**Task brief**
In the records that follow, show each line where the word "Earphone" is present.
>> START Provided data
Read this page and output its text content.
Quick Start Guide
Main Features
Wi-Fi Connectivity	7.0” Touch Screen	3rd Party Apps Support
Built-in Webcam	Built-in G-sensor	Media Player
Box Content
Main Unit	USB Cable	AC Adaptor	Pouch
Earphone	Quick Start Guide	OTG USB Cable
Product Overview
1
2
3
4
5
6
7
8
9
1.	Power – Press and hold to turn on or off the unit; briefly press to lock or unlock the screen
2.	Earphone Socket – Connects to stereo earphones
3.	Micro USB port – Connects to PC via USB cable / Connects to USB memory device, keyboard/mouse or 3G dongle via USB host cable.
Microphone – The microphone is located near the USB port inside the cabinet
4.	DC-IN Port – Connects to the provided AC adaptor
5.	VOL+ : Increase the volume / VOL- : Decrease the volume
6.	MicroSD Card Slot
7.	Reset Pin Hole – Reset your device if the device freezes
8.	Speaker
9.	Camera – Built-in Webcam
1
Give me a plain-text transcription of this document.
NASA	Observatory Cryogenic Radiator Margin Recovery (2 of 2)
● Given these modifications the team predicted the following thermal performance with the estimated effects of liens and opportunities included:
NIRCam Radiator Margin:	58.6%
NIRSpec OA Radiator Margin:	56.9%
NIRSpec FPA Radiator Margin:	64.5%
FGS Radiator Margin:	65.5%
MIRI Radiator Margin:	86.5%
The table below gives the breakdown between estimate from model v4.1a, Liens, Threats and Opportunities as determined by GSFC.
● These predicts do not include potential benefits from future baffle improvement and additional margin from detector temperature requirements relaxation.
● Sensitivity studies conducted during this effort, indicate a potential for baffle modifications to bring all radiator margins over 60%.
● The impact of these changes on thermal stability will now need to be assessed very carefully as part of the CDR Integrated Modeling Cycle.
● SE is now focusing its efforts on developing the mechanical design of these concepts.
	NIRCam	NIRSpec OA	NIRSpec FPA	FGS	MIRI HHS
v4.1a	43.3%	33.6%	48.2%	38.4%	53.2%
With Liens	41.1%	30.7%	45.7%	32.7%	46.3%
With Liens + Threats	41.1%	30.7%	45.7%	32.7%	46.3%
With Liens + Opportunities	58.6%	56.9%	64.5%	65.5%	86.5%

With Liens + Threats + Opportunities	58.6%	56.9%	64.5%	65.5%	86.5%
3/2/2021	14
>> END Provided data
**Solution for this task**
Earphone	Quick Start Guide	OTG USB Cable
2.	Earphone Socket – Connects to stereo earphones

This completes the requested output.